[START Entries supplied]

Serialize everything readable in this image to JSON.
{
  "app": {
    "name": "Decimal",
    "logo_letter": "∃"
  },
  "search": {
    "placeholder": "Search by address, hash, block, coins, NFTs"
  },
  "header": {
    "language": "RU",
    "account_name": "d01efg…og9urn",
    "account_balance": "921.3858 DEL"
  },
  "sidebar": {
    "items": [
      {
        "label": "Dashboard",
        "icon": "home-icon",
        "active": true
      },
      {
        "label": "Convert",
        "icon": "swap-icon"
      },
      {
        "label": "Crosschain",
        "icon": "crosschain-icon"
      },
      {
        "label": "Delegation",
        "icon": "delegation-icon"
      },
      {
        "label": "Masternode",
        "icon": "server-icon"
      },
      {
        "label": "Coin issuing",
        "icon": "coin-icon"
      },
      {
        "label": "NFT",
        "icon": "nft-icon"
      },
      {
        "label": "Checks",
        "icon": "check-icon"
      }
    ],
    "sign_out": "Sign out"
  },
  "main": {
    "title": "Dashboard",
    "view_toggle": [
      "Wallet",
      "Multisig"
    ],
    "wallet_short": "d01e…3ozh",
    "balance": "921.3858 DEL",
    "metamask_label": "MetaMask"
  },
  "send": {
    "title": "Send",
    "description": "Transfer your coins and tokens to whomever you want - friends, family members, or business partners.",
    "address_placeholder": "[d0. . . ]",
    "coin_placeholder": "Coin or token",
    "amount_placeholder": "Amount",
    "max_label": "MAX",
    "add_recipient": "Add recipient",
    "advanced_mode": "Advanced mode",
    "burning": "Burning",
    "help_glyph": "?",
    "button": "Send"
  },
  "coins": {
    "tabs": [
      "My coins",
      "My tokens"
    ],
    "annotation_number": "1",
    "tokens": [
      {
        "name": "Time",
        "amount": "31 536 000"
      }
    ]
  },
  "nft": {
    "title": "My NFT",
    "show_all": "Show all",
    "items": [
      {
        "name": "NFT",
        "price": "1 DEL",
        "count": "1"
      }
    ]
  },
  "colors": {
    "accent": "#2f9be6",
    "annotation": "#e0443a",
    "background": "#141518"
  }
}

[END Entries supplied]

**What this task involves**: Word for word, write out all of the data above.

**Complete response**:
Serialize everything readable in this image to JSON.
{
  "app": {
    "name": "Decimal",
    "logo_letter": "∃"
  },
  "search": {
    "placeholder": "Search by address, hash, block, coins, NFTs"
  },
  "header": {
    "language": "RU",
    "account_name": "d01efg…og9urn",
    "account_balance": "921.3858 DEL"
  },
  "sidebar": {
    "items": [
      {
        "label": "Dashboard",
        "icon": "home-icon",
        "active": true
      },
      {
        "label": "Convert",
        "icon": "swap-icon"
      },
      {
        "label": "Crosschain",
        "icon": "crosschain-icon"
      },
      {
        "label": "Delegation",
        "icon": "delegation-icon"
      },
      {
        "label": "Masternode",
        "icon": "server-icon"
      },
      {
        "label": "Coin issuing",
        "icon": "coin-icon"
      },
      {
        "label": "NFT",
        "icon": "nft-icon"
      },
      {
        "label": "Checks",
        "icon": "check-icon"
      }
    ],
    "sign_out": "Sign out"
  },
  "main": {
    "title": "Dashboard",
    "view_toggle": [
      "Wallet",
      "Multisig"
    ],
    "wallet_short": "d01e…3ozh",
    "balance": "921.3858 DEL",
    "metamask_label": "MetaMask"
  },
  "send": {
    "title": "Send",
    "description": "Transfer your coins and tokens to whomever you want - friends, family members, or business partners.",
    "address_placeholder": "[d0. . . ]",
    "coin_placeholder": "Coin or token",
    "amount_placeholder": "Amount",
    "max_label": "MAX",
    "add_recipient": "Add recipient",
    "advanced_mode": "Advanced mode",
    "burning": "Burning",
    "help_glyph": "?",
    "button": "Send"
  },
  "coins": {
    "tabs": [
      "My coins",
      "My tokens"
    ],
    "annotation_number": "1",
    "tokens": [
      {
        "name": "Time",
        "amount": "31 536 000"
      }
    ]
  },
  "nft": {
    "title": "My NFT",
    "show_all": "Show all",
    "items": [
      {
        "name": "NFT",
        "price": "1 DEL",
        "count": "1"
      }
    ]
  },
  "colors": {
    "accent": "#2f9be6",
    "annotation": "#e0443a",
    "background": "#141518"
  }
}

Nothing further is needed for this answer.